-- start of PROVIDED MATERIAL --

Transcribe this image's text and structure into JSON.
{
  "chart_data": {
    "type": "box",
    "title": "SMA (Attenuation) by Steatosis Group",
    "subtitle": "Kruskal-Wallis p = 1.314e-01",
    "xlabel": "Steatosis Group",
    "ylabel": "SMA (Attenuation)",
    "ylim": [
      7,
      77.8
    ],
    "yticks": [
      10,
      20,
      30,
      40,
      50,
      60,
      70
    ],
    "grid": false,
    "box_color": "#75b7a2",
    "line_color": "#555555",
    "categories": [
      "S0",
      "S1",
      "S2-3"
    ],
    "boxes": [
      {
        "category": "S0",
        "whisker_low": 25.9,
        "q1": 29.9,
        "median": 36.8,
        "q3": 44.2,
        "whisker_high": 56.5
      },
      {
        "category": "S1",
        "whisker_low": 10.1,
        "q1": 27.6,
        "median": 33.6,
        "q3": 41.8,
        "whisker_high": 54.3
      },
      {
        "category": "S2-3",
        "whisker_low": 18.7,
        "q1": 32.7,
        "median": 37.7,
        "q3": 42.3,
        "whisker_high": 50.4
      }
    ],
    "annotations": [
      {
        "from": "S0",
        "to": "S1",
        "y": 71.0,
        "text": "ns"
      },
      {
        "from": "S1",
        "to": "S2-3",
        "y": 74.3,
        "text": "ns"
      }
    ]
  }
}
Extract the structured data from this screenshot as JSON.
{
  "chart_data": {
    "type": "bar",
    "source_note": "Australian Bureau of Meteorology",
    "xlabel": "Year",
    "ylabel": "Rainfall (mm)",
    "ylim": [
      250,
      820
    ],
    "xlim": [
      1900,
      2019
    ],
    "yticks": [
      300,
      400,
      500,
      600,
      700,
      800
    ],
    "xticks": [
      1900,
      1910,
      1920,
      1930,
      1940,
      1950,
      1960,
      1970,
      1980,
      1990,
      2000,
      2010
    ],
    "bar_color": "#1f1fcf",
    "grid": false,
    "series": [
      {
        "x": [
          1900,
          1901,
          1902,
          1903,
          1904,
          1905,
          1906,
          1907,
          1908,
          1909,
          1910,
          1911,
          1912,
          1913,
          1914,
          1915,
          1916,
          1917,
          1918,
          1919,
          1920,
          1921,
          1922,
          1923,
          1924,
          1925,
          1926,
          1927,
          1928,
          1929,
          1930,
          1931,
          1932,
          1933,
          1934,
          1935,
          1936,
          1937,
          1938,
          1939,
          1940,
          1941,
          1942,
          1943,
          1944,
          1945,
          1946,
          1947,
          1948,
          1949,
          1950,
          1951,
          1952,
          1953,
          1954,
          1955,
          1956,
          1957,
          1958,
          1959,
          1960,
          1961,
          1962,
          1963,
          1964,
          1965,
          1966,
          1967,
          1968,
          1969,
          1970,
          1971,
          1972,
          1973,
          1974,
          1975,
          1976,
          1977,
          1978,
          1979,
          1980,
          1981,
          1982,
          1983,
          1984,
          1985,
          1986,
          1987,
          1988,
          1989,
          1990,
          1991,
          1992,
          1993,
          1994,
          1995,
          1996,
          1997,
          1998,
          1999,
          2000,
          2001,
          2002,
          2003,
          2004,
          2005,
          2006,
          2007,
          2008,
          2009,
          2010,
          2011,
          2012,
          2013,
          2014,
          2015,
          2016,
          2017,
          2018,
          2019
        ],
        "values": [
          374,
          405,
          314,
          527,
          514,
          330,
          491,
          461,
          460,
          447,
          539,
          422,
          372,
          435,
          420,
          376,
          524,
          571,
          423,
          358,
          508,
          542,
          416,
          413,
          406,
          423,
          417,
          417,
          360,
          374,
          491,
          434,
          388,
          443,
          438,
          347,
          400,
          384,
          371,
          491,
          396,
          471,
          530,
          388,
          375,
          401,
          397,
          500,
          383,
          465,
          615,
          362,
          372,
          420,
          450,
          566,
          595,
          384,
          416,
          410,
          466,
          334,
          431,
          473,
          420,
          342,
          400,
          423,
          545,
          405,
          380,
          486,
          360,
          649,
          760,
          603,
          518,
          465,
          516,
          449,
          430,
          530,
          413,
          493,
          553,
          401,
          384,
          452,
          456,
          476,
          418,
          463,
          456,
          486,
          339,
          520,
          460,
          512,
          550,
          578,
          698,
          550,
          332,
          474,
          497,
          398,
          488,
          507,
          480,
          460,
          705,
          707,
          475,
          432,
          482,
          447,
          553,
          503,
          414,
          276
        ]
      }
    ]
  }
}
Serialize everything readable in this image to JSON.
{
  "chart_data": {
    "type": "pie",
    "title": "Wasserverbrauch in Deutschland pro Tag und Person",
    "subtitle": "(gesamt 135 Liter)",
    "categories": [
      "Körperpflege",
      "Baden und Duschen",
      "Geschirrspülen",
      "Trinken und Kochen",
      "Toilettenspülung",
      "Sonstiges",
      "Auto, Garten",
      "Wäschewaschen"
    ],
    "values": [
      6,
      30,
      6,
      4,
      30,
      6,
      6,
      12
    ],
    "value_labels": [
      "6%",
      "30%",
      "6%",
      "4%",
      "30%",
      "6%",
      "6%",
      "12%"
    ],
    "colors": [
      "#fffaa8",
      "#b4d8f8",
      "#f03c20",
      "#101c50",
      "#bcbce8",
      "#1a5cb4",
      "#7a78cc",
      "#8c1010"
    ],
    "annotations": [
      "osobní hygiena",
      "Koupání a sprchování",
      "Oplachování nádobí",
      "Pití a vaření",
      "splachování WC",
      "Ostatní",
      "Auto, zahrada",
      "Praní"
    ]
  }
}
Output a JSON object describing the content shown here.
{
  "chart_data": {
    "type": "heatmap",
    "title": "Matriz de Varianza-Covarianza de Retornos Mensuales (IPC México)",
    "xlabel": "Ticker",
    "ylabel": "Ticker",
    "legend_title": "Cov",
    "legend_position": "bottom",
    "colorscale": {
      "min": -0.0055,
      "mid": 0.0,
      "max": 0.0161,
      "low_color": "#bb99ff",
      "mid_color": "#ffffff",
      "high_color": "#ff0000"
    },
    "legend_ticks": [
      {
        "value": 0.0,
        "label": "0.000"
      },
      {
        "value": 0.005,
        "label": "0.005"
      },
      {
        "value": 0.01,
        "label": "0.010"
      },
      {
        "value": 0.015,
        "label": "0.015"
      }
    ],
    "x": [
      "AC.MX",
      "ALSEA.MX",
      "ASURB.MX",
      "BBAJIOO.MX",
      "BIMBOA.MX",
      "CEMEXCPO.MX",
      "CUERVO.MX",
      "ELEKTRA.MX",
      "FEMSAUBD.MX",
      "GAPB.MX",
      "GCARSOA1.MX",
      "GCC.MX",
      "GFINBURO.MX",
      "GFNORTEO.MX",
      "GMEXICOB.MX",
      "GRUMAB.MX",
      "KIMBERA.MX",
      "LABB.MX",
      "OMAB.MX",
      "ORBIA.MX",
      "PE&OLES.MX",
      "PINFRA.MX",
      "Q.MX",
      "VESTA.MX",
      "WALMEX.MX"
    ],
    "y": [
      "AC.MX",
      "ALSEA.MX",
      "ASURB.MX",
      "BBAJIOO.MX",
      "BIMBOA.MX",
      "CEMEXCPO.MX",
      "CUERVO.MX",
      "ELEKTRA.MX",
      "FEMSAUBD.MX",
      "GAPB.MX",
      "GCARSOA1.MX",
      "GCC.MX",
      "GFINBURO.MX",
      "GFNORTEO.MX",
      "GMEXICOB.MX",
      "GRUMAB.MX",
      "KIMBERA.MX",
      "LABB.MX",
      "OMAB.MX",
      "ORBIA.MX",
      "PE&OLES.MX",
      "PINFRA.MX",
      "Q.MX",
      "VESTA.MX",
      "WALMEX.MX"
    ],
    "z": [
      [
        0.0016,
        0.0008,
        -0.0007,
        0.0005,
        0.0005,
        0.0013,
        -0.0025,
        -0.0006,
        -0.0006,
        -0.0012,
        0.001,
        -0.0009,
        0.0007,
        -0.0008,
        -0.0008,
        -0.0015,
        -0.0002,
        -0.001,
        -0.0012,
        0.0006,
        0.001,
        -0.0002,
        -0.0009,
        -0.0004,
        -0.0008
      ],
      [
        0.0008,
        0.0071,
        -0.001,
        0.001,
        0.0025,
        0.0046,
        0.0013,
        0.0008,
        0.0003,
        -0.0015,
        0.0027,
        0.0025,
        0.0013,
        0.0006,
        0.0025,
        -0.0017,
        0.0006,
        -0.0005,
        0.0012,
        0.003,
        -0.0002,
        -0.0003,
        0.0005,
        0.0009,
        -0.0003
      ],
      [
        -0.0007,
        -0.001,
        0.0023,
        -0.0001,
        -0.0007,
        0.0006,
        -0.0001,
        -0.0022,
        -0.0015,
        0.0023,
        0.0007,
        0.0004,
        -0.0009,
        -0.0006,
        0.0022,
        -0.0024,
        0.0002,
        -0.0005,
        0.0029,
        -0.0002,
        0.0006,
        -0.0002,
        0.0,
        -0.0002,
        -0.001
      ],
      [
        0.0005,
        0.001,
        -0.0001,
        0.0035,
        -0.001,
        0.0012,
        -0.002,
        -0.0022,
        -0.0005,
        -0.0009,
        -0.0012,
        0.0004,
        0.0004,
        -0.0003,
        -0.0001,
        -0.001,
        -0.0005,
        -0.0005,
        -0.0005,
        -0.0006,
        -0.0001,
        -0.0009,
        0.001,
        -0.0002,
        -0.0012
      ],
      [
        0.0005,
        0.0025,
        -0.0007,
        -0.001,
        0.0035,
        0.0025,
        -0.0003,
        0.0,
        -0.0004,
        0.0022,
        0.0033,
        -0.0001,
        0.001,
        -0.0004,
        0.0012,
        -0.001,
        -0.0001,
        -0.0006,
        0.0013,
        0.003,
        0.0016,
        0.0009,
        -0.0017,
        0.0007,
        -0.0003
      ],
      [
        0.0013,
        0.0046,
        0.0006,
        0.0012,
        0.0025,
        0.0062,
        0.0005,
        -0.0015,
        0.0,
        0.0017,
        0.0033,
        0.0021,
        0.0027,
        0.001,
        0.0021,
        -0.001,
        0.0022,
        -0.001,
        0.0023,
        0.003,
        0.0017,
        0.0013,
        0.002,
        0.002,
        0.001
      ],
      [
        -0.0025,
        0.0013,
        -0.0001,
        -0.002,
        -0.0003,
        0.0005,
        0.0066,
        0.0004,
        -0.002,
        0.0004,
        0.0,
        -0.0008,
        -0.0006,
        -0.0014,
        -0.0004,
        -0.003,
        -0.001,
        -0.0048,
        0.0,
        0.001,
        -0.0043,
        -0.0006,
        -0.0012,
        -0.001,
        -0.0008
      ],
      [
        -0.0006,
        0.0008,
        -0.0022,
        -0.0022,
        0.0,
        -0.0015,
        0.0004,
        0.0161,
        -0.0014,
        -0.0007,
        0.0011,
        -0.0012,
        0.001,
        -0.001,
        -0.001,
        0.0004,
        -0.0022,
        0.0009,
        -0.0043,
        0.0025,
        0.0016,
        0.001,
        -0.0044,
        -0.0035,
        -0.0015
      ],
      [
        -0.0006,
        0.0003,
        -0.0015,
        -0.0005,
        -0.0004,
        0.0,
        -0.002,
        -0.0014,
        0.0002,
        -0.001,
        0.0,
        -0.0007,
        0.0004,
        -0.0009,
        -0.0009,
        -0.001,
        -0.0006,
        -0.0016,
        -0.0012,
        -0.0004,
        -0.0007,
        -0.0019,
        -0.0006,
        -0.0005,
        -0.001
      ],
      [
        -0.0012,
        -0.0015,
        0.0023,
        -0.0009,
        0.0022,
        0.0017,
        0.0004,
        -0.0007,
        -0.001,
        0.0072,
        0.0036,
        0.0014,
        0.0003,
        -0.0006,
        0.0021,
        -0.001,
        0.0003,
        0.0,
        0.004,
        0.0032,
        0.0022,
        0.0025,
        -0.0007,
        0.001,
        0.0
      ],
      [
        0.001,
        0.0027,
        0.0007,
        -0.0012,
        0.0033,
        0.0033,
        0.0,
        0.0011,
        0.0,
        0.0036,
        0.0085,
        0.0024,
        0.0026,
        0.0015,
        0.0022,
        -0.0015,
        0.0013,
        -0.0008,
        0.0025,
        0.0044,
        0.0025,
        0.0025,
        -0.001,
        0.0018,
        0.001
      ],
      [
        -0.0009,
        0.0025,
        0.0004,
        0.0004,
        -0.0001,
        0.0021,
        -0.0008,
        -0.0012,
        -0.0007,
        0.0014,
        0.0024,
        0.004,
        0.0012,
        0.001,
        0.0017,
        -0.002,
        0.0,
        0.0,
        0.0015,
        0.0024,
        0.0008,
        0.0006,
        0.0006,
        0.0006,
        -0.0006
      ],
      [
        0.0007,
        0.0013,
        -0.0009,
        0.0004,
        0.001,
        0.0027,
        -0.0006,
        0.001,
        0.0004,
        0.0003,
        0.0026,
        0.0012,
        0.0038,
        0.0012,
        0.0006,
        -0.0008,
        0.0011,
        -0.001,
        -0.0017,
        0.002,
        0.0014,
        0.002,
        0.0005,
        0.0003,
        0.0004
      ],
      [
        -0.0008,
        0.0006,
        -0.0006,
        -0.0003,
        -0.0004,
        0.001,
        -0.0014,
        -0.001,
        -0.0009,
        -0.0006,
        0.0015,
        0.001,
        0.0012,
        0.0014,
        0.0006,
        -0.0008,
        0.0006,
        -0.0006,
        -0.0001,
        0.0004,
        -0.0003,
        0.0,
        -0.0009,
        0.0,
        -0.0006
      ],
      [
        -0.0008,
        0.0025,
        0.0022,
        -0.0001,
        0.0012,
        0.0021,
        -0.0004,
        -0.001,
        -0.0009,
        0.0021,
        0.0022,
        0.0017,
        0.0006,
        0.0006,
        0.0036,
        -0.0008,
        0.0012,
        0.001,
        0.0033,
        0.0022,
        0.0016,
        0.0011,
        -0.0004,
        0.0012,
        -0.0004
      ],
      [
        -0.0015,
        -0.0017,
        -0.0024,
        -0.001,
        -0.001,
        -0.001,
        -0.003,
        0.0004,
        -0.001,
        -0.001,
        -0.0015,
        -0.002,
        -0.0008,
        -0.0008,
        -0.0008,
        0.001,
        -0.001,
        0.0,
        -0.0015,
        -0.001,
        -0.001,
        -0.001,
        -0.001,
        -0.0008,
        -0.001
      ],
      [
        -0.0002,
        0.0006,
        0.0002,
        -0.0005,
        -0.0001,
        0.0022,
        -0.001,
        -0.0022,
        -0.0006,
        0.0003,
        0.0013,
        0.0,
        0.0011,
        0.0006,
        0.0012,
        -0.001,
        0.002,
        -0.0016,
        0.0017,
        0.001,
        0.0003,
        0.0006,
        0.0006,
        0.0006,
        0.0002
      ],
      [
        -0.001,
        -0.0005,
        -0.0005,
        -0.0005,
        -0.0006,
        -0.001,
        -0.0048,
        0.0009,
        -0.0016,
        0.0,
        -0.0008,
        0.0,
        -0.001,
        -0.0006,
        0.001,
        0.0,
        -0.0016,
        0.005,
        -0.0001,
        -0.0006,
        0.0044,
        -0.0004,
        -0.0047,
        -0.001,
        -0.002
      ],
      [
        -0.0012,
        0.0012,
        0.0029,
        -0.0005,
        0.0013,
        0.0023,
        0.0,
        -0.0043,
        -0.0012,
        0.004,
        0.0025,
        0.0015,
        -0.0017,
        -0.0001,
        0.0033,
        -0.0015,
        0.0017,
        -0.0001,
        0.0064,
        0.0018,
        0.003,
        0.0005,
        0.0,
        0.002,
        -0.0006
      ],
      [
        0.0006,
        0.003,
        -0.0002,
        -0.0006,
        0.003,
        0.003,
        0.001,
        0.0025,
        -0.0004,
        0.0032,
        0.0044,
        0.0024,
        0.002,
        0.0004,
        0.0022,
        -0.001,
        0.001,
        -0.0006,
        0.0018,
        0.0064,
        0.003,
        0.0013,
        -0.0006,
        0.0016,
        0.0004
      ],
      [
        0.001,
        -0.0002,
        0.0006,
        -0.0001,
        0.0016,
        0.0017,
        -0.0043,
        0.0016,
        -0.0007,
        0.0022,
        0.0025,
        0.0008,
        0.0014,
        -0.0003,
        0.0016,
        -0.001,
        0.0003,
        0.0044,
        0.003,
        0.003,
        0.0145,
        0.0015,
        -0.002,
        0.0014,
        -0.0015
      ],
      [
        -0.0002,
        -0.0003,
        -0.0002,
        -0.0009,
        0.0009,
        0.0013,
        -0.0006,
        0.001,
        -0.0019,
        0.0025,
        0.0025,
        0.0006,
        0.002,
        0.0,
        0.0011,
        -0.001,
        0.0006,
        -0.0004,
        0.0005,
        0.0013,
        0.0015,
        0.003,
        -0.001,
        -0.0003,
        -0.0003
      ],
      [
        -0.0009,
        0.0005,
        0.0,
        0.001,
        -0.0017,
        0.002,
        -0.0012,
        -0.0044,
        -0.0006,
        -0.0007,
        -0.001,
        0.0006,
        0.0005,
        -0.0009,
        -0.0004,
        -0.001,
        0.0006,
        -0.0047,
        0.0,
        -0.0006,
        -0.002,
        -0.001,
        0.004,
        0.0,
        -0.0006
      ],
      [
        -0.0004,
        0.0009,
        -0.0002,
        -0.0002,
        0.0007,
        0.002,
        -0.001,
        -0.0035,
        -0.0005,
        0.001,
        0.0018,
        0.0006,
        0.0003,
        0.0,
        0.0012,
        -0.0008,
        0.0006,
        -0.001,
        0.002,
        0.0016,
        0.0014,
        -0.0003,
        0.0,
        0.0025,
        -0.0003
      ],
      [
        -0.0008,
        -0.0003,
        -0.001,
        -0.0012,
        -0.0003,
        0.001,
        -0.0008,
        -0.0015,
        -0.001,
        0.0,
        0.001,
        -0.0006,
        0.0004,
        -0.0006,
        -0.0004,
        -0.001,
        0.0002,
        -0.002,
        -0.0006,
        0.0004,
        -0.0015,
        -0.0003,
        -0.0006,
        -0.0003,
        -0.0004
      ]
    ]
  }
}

-- end of PROVIDED MATERIAL --

PROMPT: Take every line above carrying "image" and return it.

RESULT OF THIS EXERCISE:
Transcribe this image's text and structure into JSON.
Serialize everything readable in this image to JSON.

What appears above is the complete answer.